## begin Raw records

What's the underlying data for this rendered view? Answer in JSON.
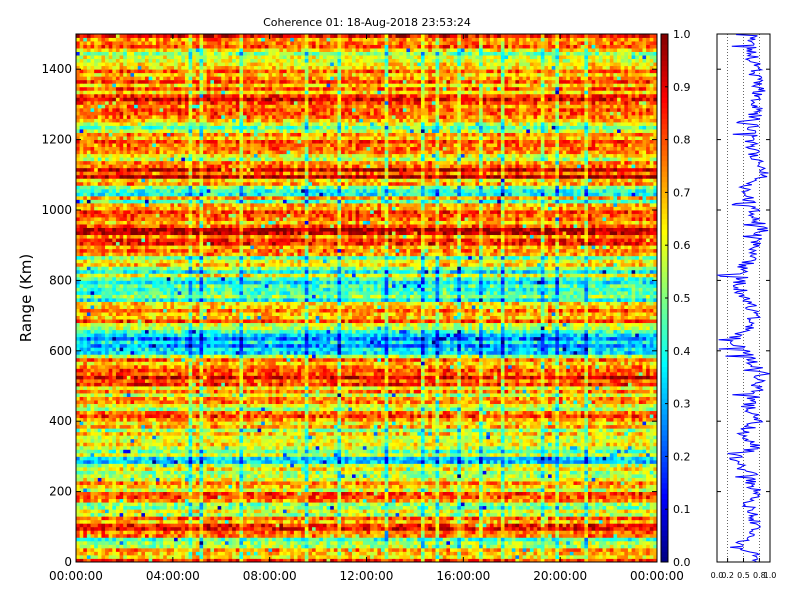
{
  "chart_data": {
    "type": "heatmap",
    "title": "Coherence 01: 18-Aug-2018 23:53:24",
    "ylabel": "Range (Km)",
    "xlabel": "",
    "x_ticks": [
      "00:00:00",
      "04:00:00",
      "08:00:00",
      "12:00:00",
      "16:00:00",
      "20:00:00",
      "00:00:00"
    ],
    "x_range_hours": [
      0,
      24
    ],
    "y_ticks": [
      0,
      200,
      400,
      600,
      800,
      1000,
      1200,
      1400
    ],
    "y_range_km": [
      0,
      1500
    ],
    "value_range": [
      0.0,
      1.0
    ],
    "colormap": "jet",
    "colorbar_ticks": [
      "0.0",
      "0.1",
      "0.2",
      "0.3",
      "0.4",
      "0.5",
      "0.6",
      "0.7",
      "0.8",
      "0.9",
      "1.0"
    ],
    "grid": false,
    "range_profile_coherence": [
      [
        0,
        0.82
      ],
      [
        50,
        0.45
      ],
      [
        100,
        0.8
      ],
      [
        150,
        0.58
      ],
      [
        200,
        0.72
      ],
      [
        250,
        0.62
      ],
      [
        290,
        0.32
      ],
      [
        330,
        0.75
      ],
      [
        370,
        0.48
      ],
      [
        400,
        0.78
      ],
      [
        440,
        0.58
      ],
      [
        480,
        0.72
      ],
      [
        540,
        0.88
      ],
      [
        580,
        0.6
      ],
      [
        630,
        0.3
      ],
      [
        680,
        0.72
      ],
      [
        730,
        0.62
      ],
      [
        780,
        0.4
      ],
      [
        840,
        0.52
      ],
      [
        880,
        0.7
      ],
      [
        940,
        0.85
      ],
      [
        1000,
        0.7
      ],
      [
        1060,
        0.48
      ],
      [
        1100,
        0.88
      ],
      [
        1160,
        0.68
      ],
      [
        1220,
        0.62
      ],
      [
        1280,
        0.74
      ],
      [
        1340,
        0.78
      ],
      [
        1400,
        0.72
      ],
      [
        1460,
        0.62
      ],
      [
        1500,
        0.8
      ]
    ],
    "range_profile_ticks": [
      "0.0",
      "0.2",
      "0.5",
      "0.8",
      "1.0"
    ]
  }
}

## end Raw records
## begin Raw records

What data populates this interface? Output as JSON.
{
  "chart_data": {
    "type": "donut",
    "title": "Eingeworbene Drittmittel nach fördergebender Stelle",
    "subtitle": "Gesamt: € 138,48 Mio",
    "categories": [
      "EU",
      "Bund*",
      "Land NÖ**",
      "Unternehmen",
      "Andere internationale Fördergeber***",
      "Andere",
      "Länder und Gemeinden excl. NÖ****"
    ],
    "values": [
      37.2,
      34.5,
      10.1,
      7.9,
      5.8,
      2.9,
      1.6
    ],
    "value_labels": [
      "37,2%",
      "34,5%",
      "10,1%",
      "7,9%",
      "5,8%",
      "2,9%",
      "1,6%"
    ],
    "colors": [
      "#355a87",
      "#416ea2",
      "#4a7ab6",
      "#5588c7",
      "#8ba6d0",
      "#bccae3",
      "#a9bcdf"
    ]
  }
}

## end Raw records
## begin Raw records

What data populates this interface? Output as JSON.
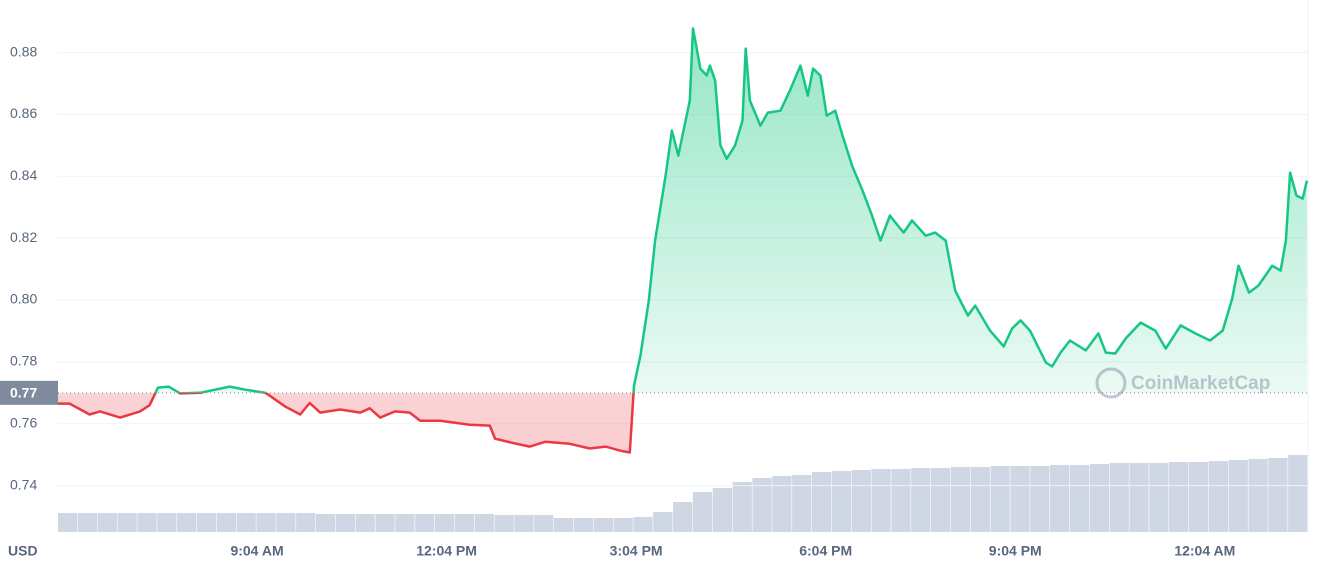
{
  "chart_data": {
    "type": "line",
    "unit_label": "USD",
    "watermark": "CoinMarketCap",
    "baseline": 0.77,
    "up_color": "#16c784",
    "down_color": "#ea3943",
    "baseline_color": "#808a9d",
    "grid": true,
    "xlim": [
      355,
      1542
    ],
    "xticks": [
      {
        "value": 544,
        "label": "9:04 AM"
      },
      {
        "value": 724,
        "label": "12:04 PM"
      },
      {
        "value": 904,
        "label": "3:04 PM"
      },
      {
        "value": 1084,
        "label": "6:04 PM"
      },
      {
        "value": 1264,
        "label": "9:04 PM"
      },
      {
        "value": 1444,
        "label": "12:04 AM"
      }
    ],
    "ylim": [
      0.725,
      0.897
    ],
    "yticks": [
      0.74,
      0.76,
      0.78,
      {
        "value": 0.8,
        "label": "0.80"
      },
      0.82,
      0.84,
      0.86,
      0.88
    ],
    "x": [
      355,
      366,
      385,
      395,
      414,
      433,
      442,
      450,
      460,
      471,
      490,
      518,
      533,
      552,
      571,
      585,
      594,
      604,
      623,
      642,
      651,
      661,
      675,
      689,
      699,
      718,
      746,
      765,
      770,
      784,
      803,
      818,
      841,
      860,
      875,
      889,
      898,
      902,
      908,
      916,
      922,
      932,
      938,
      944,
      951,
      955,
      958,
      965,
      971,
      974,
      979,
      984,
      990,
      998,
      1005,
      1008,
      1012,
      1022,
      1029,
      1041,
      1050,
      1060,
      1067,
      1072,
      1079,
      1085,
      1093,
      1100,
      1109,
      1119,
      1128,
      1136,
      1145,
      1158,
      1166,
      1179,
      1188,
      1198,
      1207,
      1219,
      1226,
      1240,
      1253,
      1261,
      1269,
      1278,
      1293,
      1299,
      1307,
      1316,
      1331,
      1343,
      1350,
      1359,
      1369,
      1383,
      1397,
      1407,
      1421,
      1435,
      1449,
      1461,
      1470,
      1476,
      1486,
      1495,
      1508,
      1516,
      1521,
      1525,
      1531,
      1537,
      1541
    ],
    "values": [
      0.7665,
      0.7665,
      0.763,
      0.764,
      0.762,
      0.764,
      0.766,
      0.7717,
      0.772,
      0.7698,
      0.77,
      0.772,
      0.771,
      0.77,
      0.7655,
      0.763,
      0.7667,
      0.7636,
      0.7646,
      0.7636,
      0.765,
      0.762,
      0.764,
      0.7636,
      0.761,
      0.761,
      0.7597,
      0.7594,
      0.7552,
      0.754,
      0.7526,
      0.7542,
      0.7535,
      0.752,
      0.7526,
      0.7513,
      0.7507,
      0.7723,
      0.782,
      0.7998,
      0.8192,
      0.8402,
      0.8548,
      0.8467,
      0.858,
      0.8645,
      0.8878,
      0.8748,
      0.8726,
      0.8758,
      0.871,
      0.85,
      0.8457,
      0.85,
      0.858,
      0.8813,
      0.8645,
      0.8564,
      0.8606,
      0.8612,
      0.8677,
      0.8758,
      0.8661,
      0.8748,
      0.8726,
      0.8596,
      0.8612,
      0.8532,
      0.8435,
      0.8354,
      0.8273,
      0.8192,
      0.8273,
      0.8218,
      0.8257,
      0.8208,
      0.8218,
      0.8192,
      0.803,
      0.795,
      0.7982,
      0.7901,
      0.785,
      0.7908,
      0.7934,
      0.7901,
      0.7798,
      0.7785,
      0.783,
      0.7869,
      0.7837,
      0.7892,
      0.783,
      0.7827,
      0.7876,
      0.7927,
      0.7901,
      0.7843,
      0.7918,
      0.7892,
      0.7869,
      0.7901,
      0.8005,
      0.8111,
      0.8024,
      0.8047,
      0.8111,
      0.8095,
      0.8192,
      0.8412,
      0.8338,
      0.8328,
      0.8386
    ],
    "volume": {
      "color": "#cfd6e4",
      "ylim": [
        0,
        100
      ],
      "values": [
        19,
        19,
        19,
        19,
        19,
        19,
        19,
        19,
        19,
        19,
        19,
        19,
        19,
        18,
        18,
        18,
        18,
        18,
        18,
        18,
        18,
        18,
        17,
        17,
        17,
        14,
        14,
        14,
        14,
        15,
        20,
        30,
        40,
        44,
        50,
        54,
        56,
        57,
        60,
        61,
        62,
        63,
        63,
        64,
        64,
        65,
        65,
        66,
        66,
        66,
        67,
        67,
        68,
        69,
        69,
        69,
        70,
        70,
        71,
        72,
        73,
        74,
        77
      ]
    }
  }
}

## end Raw records

:: The task ::
Copy out each line of the records that holds the string "Andere".

:: Reply ::
      "Andere internationale Fördergeber***",
      "Andere",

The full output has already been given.